_What you will do_: List every source the text about the Taylor Swift and Ashley Judd cases cites with a year, giving each source with its year.

_Text_:
Agents, Not Victims….Again?

To unpack the “agent not victim” distinction made by Zarkov and Davis (2018) further, I would like to briefly focus on two cases reported in the media which preceded #MeToo but have become identified as significant contributors in its rise. The first is the high-profile court case of the sexual harassment and assault of Taylor Swift by DJ David Mueller that was reported in August 2017. The second is Ashley Judd’s early attempt to call out Harvey Weinstein in 2015 in an interview with Variety magazine (see also Chapter 2). Both Swift and Judd were subsequently named in Time magazine’s listing of #MeToo “silence breakers” whose “voices… launched a movement” (Zacharek et al., 2017). Important to the reporting of both Swift and Judd was how both women were seen as challenging secondary victimisation—the disbelief, victim blame and lack of sympathy that individuals are frequently exposed to in the aftermath of sexual violence (Anderson & Doherty, 2008; Williams, 1984).

By way of context, the Taylor Swift court testimony was reported in the media a month before the Weinstein exposé and Milano’s subsequent #MeToo tweet that began the 2017 digital #MeToo activism (see Chapter 1). The court case stemmed from a report made by Swift to her management company in 2013. Swift’s report described an incident where Mueller had lifted her skirt and “grabbed her ass when the two were taking a photo together during a meet-and-greet” (Rosa, 2017, para. 3). Mueller subsequently sued Swift for damages after he was fired. Swift countersued for sexual assault for the sum of one dollar. Although Swift sued for sexual assault, I include it in this discussion of sexual harassment as the two terms were used interchangeably in the media coverage (see Chapter 5 for a discussion of these terms). The reporting of the Mueller Vs. Swift case centred on Swift’s empowerment rather than her distress and victimisation. This can be seen in the following CBS news extract:

Swift was combative at times with Mueller`s lawyer who pressed her: “Why did the front of your skirt not move? Because my ass is located in the back of my body.” Swift said she would not allow Mueller`s attorney to make her feel as if it`s her fault. (“Swift and Furious”, 2017)

_Data section_:

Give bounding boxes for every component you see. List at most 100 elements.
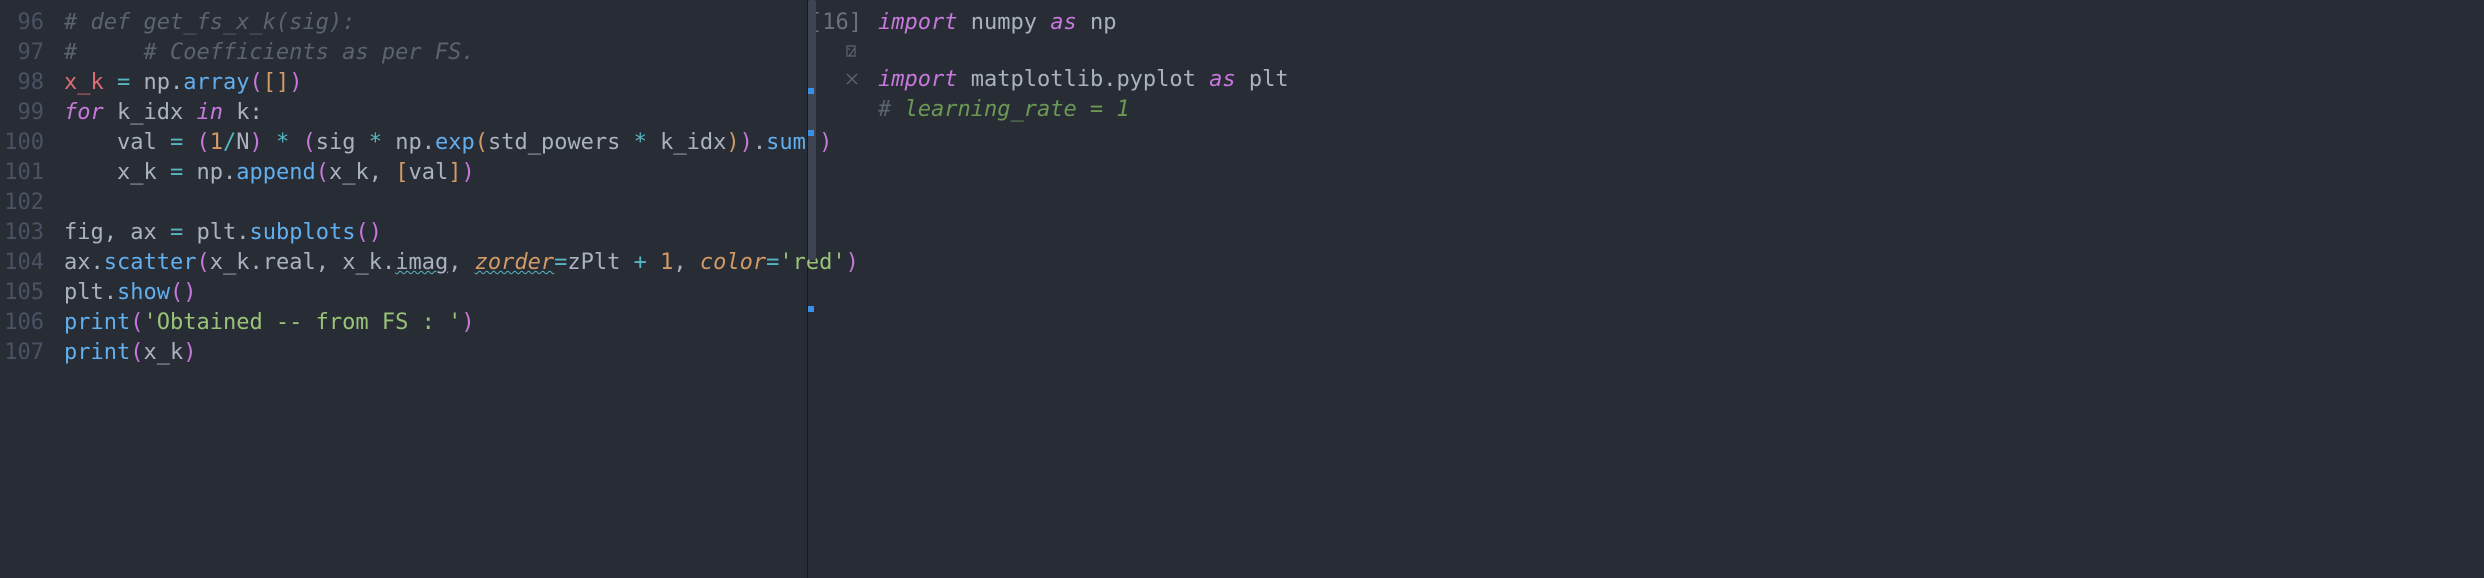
- token: *: [276, 130, 289, 155]
- token: [183, 130, 196, 155]
- token: (: [170, 280, 183, 305]
- token: [263, 130, 276, 155]
- code-line[interactable]: # learning_rate = 1: [878, 95, 2484, 125]
- token: [157, 160, 170, 185]
- token: =: [170, 220, 183, 245]
- token: print: [64, 310, 130, 335]
- token: show: [117, 280, 170, 305]
- token: ,: [316, 250, 329, 275]
- token: [620, 250, 633, 275]
- token: [687, 250, 700, 275]
- code-line[interactable]: val = (1/N) * (sig * np.exp(std_powers *…: [64, 128, 859, 158]
- token: np: [196, 160, 223, 185]
- token: ,: [369, 160, 382, 185]
- token: ,: [448, 250, 461, 275]
- token: x_k: [143, 340, 183, 365]
- token: # # Coefficients as per FS.: [64, 40, 475, 65]
- token: [183, 100, 196, 125]
- token: ): [740, 130, 753, 155]
- token: np: [144, 70, 171, 95]
- token: # def get_fs_x_k(sig):: [64, 10, 355, 35]
- code-line[interactable]: print(x_k): [64, 338, 859, 368]
- token: (: [475, 130, 488, 155]
- token: exp: [435, 130, 475, 155]
- token: array: [183, 70, 249, 95]
- token: k_idx: [660, 130, 726, 155]
- code-area-right[interactable]: import numpy as np import matplotlib.pypl…: [868, 0, 2484, 578]
- token: N: [236, 130, 249, 155]
- token: #: [878, 97, 905, 122]
- token: [104, 100, 117, 125]
- token: .: [1103, 67, 1116, 92]
- token: k: [236, 100, 249, 125]
- change-marker: [808, 306, 814, 312]
- token: ]: [276, 70, 289, 95]
- line-number: 99: [0, 98, 56, 128]
- token: .: [223, 160, 236, 185]
- token: np: [395, 130, 422, 155]
- code-line[interactable]: x_k = np.append(x_k, [val]): [64, 158, 859, 188]
- token: *: [634, 130, 647, 155]
- line-number: 105: [0, 278, 56, 308]
- code-line[interactable]: [64, 188, 859, 218]
- token: [382, 130, 395, 155]
- token: fig: [64, 220, 104, 245]
- token: ,: [104, 220, 117, 245]
- code-line[interactable]: ax.scatter(x_k.real, x_k.imag, zorder=zP…: [64, 248, 859, 278]
- code-line[interactable]: # def get_fs_x_k(sig):: [64, 8, 859, 38]
- token: +: [634, 250, 647, 275]
- token: 'Obtained -- from FS : ': [143, 310, 461, 335]
- editor-right-pane[interactable]: [16] import numpy as np import matplotlib…: [808, 0, 2484, 578]
- token: as: [1050, 10, 1077, 35]
- cell-gutter: [16]: [808, 0, 868, 578]
- token: [183, 220, 196, 245]
- token: (: [196, 250, 209, 275]
- token: .: [249, 250, 262, 275]
- token: [957, 10, 970, 35]
- token: ): [183, 340, 196, 365]
- code-line[interactable]: import matplotlib.pyplot as plt: [878, 65, 2484, 95]
- code-line[interactable]: x_k = np.array([]): [64, 68, 859, 98]
- code-line[interactable]: import numpy as np: [878, 8, 2484, 38]
- code-line[interactable]: [878, 38, 2484, 65]
- token: [1037, 10, 1050, 35]
- token: val: [408, 160, 448, 185]
- token: [647, 130, 660, 155]
- token: x_k: [117, 160, 157, 185]
- token: zorder: [475, 250, 554, 275]
- token: zPlt: [567, 250, 620, 275]
- token: .: [104, 280, 117, 305]
- token: import: [878, 10, 957, 35]
- token: x_k: [342, 250, 382, 275]
- token: [157, 220, 170, 245]
- code-area-left[interactable]: # def get_fs_x_k(sig): # # Coefficients a…: [56, 0, 859, 578]
- code-line[interactable]: # # Coefficients as per FS.: [64, 38, 859, 68]
- line-number: 106: [0, 308, 56, 338]
- code-line[interactable]: for k_idx in k:: [64, 98, 859, 128]
- token: =: [170, 160, 183, 185]
- token: [1077, 10, 1090, 35]
- token: .: [91, 250, 104, 275]
- token: .: [170, 70, 183, 95]
- close-icon[interactable]: [808, 65, 868, 92]
- token: [: [263, 70, 276, 95]
- token: x_k: [210, 250, 250, 275]
- code-line[interactable]: fig, ax = plt.subplots(): [64, 218, 859, 248]
- token: 1: [660, 250, 673, 275]
- token: scatter: [104, 250, 197, 275]
- token: real: [263, 250, 316, 275]
- token: x_k: [64, 70, 104, 95]
- token: [957, 67, 970, 92]
- token: [647, 250, 660, 275]
- token: ,: [673, 250, 686, 275]
- token: plt: [1249, 67, 1289, 92]
- code-line[interactable]: plt.show(): [64, 278, 859, 308]
- line-number: 107: [0, 338, 56, 368]
- token: .: [236, 220, 249, 245]
- token: (: [249, 70, 262, 95]
- cell-run-icon[interactable]: [808, 38, 868, 65]
- code-line[interactable]: print('Obtained -- from FS : '): [64, 308, 859, 338]
- token: (: [355, 220, 368, 245]
- editor-left-pane[interactable]: 96979899100101102103104105106107 # def g…: [0, 0, 808, 578]
- token: plt: [197, 220, 237, 245]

_Answer to the exercise_:
- Zarkov and Davis, 2018
- Zacharek et al., 2017
- Anderson & Doherty, 2008
- Williams, 1984
- Rosa, 2017
- "Swift and Furious", 2017